-------- Document excerpt

Although Wansink told BuzzFeed News that his team “discovered this mistake last week,” he has frequently referred to studying young kids in published articles and emails obtained by BuzzFeed News.

In the original version of the study, for example, he and his co-authors concluded, “Just as attractive names have been shown to increase the selection of healthier foods in school lunchrooms, brands and cartoon characters can do the same with preliterate children.” In the new version, “preliterate children” was replaced with “young children.”

In a 2013 editorial, Wansink wrote, “Even putting an Elmo sticker on apples led 70% more daycare kids to take and eat an apple instead of a cookie,” naming the study in the footnotes.

He repeated the claim, though with a different number, in a 2015 article: “Even putting an Elmo sticker on apples led to 46% more daycare children taking and eating an apple instead of a cookie.”

In private correspondence, Wansink has made similar references to the children in both the apples study and the carrots study. The latter summarized two experiments at seven elementary schools in New York in 2011, including a group of 147 children “ranging from 8 to 11 years old.” It found that giving vegetables names like “X-ray Vision Carrots” led more children to choose them.

This study, published in Preventive Medicine, was supposed to be corrected, as BuzzFeed News previously reported. But the journal's editor, Eduardo Franco, told BuzzFeed News by email that that correction is now "on hold until the journal has the opportunity to assess the new request for the change in age.”

“They were probably done with those different Daycares around Ithaca.”

When he first started getting questioned about the apples and carrots studies, Wansink emailed a few collaborators. He informed them that the two food-naming papers “under siege” were missing data that needed to be found. “They were probably done with those different Daycares around Ithaca,” he added in the February 21 email.

A few weeks later, Wansink replied to an email from Eric Robinson, a behavioral scientist at the University of Liverpool, who had brought up several apparent inconsistencies in the carrots study. Among several concerns, Robinson asked why the number of carrots that the students did and didn’t eat failed to add up to the number they’d put on their plates.

“As you know with your study about elementary school kids and carrots, not all end up in mouths or on the tray,” Wansink responded in the March 11 email. “Preschoolers are even worse.”

And on July 2, Wansink sent an ex-collaborator an apparently unpublished draft of a paper discussing both the apples and carrots studies. The paper described the carrots study like this: “Study 2 examined whether preschoolers increased the choice likelihood and consumption of a healthy food (e.g., carrots) by attractively labeling it (both verbally and with a sign) as “X-ray Vision Carrots.” The draft also cited the researchers’ “discussions with preschools” in figuring out how to set up the experiments.

One potential reason for the disconnect between what Wansink said happened in the apples study and what actually happened: He wasn’t there.

From November 2007 to January 2009, he took a leave of absence from Cornell and moved to Washington DC, where he served as the executive director for the USDA’s Center for Nutrition Policy and Promotion. He explained this to the JAMA Pediatrics editor in a June 22 email, as his team was trying to correct the original study, which was carried out in the spring of 2008.

“Neither David nor I were at any of the sessions, and Collin was only at some,” he wrote, referring to David Just and Collin Payne, the other two co-authors on the paper. “What do we put down under the question as to who supervised this?”

That led to some back-and-forth between the collaborators over whether Payne should be held responsible for the data analysis. (Just and Payne did not respond to requests for comment.) Eventually, though, Wansink decided that the responsibility was his.

“I’m very sorry, Collin, that I hurt you. I certainly wouldn’t have done that if I would have thought twice,” he wrote. “This continued pressure and feeling of abandonment (schools, journals, people, etc.) clouded my judgement.”


UPDATE

This story has been updated with comments from Eduardo Franco, the editor of Preventive Medicine.

----------------
-------- Record extracts

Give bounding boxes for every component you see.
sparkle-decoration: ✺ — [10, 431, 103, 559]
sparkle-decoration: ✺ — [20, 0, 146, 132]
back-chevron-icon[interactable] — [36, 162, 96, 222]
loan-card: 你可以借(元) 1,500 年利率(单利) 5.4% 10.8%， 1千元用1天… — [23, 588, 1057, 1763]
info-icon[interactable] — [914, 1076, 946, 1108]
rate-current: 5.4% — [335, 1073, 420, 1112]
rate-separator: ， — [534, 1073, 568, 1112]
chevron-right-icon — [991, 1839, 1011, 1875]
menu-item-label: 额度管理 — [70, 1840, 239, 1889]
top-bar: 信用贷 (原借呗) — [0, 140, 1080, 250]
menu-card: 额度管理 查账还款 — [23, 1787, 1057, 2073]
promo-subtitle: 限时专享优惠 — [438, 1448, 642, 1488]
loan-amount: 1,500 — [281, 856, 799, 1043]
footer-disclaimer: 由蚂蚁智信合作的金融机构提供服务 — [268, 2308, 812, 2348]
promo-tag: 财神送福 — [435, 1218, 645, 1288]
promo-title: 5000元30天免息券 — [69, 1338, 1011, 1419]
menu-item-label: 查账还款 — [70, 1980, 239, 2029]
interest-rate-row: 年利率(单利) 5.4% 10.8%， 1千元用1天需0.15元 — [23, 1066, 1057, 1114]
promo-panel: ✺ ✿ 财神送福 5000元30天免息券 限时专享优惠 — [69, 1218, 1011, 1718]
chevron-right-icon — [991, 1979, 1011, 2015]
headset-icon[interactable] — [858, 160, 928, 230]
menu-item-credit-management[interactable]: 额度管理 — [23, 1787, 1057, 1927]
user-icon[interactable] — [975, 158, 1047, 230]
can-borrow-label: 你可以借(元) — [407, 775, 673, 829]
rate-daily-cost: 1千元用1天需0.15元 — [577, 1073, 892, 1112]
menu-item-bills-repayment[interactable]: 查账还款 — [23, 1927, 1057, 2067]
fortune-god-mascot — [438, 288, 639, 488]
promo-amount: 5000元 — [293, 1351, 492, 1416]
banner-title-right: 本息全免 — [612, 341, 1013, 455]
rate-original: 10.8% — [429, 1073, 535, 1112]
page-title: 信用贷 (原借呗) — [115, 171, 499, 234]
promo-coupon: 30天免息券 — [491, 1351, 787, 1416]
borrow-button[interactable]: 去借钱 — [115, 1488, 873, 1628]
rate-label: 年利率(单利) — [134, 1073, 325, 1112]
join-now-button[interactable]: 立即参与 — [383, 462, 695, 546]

----------------

** What you have to do **
Please translate this sentence from the article on Wansink's food studies into Spanish: "Eventually, though, Wansink decided that the responsibility was his."

** Response to the exercise **
Sin embargo, al final Wansink decidió que la responsabilidad era suya.